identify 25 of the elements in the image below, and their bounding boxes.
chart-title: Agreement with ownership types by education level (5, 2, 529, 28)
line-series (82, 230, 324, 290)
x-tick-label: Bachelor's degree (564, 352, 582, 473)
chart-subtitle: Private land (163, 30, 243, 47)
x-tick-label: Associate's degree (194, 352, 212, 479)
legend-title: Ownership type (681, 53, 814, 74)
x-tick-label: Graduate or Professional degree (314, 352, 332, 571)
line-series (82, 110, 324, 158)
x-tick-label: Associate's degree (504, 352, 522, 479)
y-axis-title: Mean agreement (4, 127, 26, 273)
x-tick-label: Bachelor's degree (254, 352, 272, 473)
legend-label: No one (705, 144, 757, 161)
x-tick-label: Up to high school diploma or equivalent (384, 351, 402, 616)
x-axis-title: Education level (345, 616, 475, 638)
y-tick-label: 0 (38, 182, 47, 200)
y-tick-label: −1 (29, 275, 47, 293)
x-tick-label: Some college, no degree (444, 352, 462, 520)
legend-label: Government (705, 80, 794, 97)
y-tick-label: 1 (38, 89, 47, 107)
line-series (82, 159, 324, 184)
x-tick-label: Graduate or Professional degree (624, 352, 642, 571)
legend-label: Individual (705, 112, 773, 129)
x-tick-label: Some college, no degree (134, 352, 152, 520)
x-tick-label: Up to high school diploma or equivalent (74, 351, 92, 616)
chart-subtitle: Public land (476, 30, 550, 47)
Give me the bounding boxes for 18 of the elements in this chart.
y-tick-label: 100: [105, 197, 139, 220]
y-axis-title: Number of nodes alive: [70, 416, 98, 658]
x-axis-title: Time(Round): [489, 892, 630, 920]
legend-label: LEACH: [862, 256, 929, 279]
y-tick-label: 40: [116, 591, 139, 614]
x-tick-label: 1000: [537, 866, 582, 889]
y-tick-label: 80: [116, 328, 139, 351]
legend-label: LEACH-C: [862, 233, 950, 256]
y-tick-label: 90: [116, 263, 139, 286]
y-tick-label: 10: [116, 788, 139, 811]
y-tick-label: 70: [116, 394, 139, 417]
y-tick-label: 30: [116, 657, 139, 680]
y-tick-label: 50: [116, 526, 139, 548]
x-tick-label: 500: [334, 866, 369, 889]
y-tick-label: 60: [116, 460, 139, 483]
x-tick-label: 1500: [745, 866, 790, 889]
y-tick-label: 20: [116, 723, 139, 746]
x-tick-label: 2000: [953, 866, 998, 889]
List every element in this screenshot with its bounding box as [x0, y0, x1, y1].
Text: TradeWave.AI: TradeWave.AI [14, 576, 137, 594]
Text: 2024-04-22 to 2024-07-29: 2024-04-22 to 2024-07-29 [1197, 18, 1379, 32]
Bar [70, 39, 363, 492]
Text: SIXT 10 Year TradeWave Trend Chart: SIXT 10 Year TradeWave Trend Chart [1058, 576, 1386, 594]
═══
__AIM OF THE EXERCISE__
Please render every line of the listing above as a JSON list of strings, one string per line, leaving out blank lines.

__FULL SOLUTION__
[
  "identify 25 of the elements in the image below, and their bounding boxes.",
  "chart-title: Agreement with ownership types by education level (5, 2, 529, 28)",
  "line-series (82, 230, 324, 290)",
  "x-tick-label: Bachelor's degree (564, 352, 582, 473)",
  "chart-subtitle: Private land (163, 30, 243, 47)",
  "x-tick-label: Associate's degree (194, 352, 212, 479)",
  "legend-title: Ownership type (681, 53, 814, 74)",
  "x-tick-label: Graduate or Professional degree (314, 352, 332, 571)",
  "line-series (82, 110, 324, 158)",
  "x-tick-label: Associate's degree (504, 352, 522, 479)",
  "y-axis-title: Mean agreement (4, 127, 26, 273)",
  "x-tick-label: Bachelor's degree (254, 352, 272, 473)",
  "legend-label: No one (705, 144, 757, 161)",
  "x-tick-label: Up to high school diploma or equivalent (384, 351, 402, 616)",
  "x-axis-title: Education level (345, 616, 475, 638)",
  "y-tick-label: 0 (38, 182, 47, 200)",
  "y-tick-label: −1 (29, 275, 47, 293)",
  "x-tick-label: Some college, no degree (444, 352, 462, 520)",
  "legend-label: Government (705, 80, 794, 97)",
  "y-tick-label: 1 (38, 89, 47, 107)",
  "line-series (82, 159, 324, 184)",
  "x-tick-label: Graduate or Professional degree (624, 352, 642, 571)",
  "legend-label: Individual (705, 112, 773, 129)",
  "x-tick-label: Some college, no degree (134, 352, 152, 520)",
  "x-tick-label: Up to high school diploma or equivalent (74, 351, 92, 616)",
  "chart-subtitle: Public land (476, 30, 550, 47)",
  "Give me the bounding boxes for 18 of the elements in this chart.",
  "y-tick-label: 100: [105, 197, 139, 220]",
  "y-axis-title: Number of nodes alive: [70, 416, 98, 658]",
  "x-axis-title: Time(Round): [489, 892, 630, 920]",
  "legend-label: LEACH: [862, 256, 929, 279]",
  "y-tick-label: 40: [116, 591, 139, 614]",
  "x-tick-label: 1000: [537, 866, 582, 889]",
  "y-tick-label: 80: [116, 328, 139, 351]",
  "legend-label: LEACH-C: [862, 233, 950, 256]",
  "y-tick-label: 90: [116, 263, 139, 286]",
  "y-tick-label: 10: [116, 788, 139, 811]",
  "y-tick-label: 70: [116, 394, 139, 417]",
  "y-tick-label: 30: [116, 657, 139, 680]",
  "y-tick-label: 50: [116, 526, 139, 548]",
  "x-tick-label: 500: [334, 866, 369, 889]",
  "y-tick-label: 60: [116, 460, 139, 483]",
  "x-tick-label: 1500: [745, 866, 790, 889]",
  "y-tick-label: 20: [116, 723, 139, 746]",
  "x-tick-label: 2000: [953, 866, 998, 889]",
  "List every element in this screenshot with its bounding box as [x0, y0, x1, y1].",
  "Text: TradeWave.AI: TradeWave.AI [14, 576, 137, 594]",
  "Text: 2024-04-22 to 2024-07-29: 2024-04-22 to 2024-07-29 [1197, 18, 1379, 32]",
  "Bar [70, 39, 363, 492]",
  "Text: SIXT 10 Year TradeWave Trend Chart: SIXT 10 Year TradeWave Trend Chart [1058, 576, 1386, 594]"
]